§ **WHAT YOU WILL DO**: Restate the full listing word for word and leave the pictures out.
-------- RECORDS SUPPLIED --------
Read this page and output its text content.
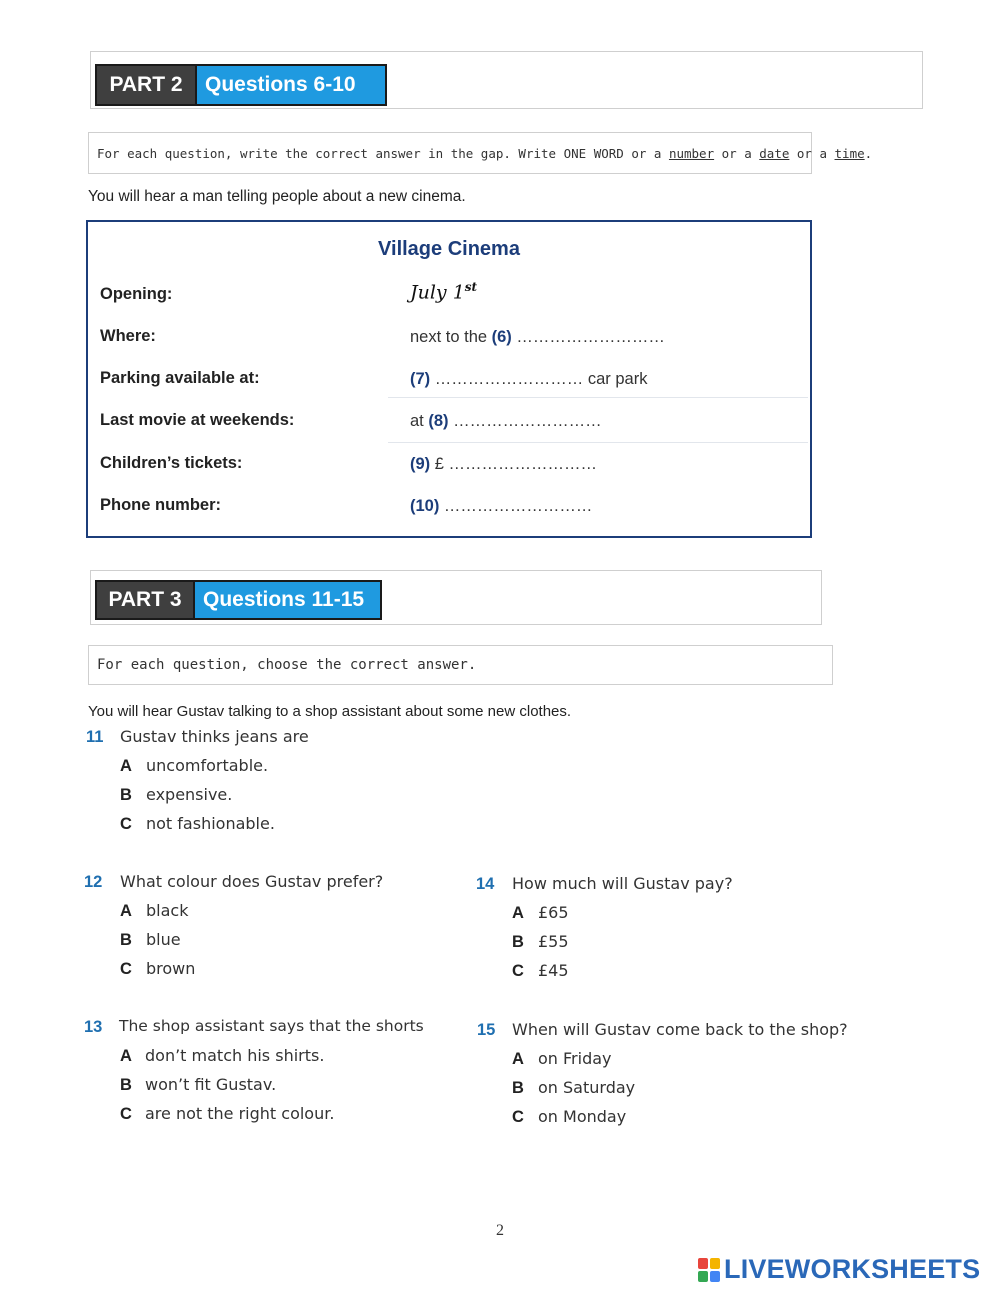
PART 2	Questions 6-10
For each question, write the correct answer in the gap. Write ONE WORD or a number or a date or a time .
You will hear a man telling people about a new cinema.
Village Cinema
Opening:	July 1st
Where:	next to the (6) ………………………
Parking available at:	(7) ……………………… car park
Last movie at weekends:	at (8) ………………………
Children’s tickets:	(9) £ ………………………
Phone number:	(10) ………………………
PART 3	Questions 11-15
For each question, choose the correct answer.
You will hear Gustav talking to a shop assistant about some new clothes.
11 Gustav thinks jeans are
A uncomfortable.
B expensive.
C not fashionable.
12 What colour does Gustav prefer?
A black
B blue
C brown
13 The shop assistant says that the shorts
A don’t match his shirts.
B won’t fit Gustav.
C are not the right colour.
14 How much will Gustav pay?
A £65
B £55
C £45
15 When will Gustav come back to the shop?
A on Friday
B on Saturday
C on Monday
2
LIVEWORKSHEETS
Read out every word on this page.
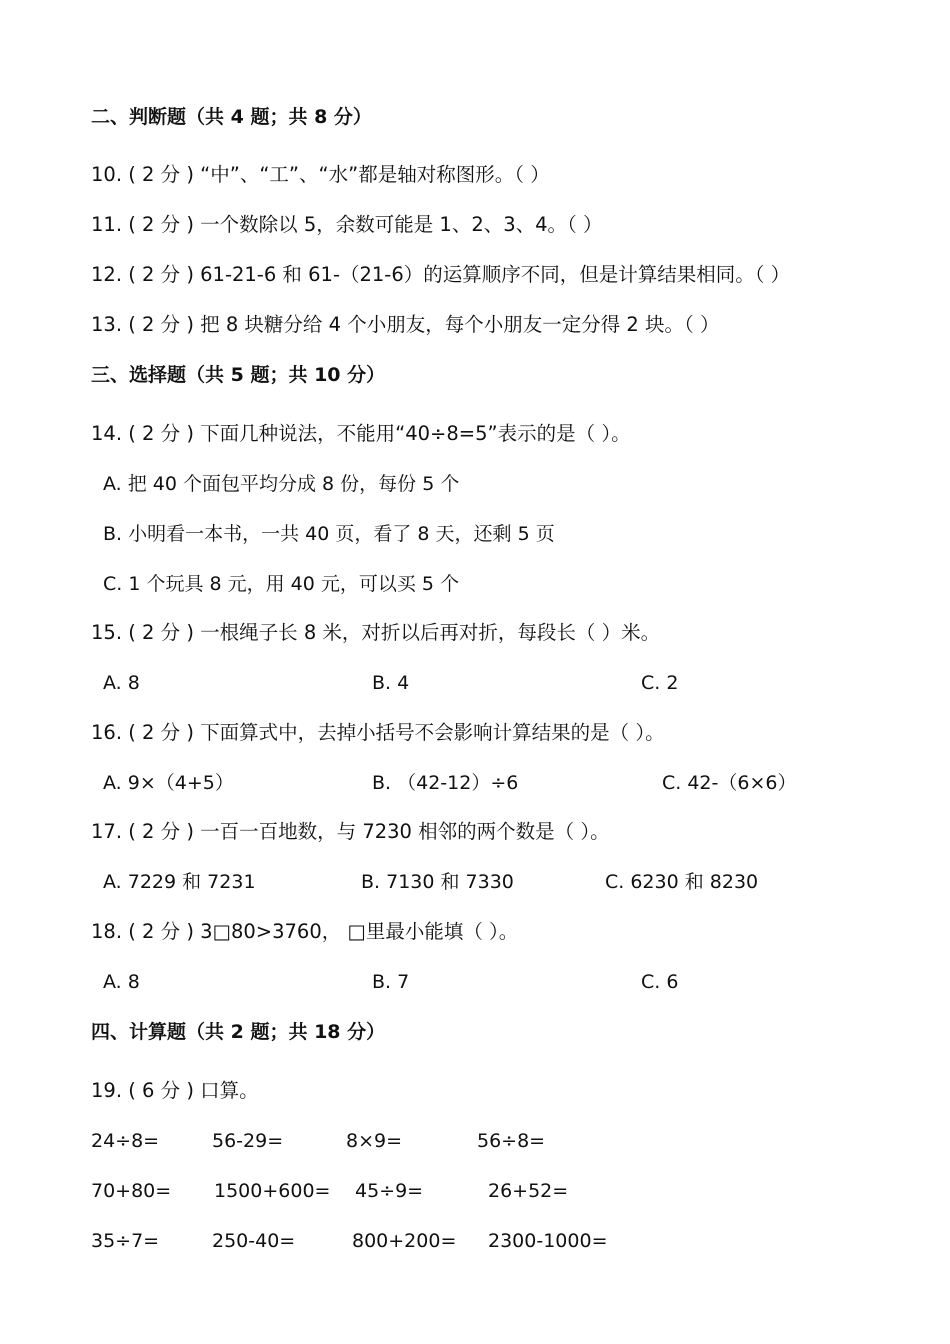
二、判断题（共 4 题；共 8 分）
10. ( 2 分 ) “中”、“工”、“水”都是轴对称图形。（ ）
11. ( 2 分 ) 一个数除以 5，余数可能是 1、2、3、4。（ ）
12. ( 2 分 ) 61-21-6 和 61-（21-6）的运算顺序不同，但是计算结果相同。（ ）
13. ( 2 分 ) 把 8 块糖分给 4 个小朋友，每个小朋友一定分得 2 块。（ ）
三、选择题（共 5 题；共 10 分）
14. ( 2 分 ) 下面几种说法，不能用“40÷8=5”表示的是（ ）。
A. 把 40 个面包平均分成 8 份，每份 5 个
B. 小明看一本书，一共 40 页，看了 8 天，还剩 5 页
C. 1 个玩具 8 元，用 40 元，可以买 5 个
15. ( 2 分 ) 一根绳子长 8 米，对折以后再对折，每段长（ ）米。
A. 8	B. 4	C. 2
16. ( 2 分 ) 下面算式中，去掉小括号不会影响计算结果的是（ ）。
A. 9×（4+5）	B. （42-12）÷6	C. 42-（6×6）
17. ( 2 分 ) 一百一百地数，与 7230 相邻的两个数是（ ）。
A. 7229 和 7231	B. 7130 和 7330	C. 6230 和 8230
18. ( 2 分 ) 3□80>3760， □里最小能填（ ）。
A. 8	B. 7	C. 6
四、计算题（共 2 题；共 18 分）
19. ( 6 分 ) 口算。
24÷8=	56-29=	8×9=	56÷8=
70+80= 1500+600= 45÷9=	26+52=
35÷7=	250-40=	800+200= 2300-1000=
--------
§ **RESPONSE TO THE EXERCISE**:
Read this page and output its text content.
PART 2	Questions 6-10
For each question, write the correct answer in the gap. Write ONE WORD or a number or a date or a time .
You will hear a man telling people about a new cinema.
Village Cinema
Opening:	July 1st
Where:	next to the (6) ………………………
Parking available at:	(7) ……………………… car park
Last movie at weekends:	at (8) ………………………
Children’s tickets:	(9) £ ………………………
Phone number:	(10) ………………………
PART 3	Questions 11-15
For each question, choose the correct answer.
You will hear Gustav talking to a shop assistant about some new clothes.
11 Gustav thinks jeans are
A uncomfortable.
B expensive.
C not fashionable.
12 What colour does Gustav prefer?
A black
B blue
C brown
13 The shop assistant says that the shorts
A don’t match his shirts.
B won’t fit Gustav.
C are not the right colour.
14 How much will Gustav pay?
A £65
B £55
C £45
15 When will Gustav come back to the shop?
A on Friday
B on Saturday
C on Monday
2
LIVEWORKSHEETS
Read out every word on this page.
二、判断题（共 4 题；共 8 分）
10. ( 2 分 ) “中”、“工”、“水”都是轴对称图形。（ ）
11. ( 2 分 ) 一个数除以 5，余数可能是 1、2、3、4。（ ）
12. ( 2 分 ) 61-21-6 和 61-（21-6）的运算顺序不同，但是计算结果相同。（ ）
13. ( 2 分 ) 把 8 块糖分给 4 个小朋友，每个小朋友一定分得 2 块。（ ）
三、选择题（共 5 题；共 10 分）
14. ( 2 分 ) 下面几种说法，不能用“40÷8=5”表示的是（ ）。
A. 把 40 个面包平均分成 8 份，每份 5 个
B. 小明看一本书，一共 40 页，看了 8 天，还剩 5 页
C. 1 个玩具 8 元，用 40 元，可以买 5 个
15. ( 2 分 ) 一根绳子长 8 米，对折以后再对折，每段长（ ）米。
A. 8	B. 4	C. 2
16. ( 2 分 ) 下面算式中，去掉小括号不会影响计算结果的是（ ）。
A. 9×（4+5）	B. （42-12）÷6	C. 42-（6×6）
17. ( 2 分 ) 一百一百地数，与 7230 相邻的两个数是（ ）。
A. 7229 和 7231	B. 7130 和 7330	C. 6230 和 8230
18. ( 2 分 ) 3□80>3760， □里最小能填（ ）。
A. 8	B. 7	C. 6
四、计算题（共 2 题；共 18 分）
19. ( 6 分 ) 口算。
24÷8=	56-29=	8×9=	56÷8=
70+80= 1500+600= 45÷9=	26+52=
35÷7=	250-40=	800+200= 2300-1000=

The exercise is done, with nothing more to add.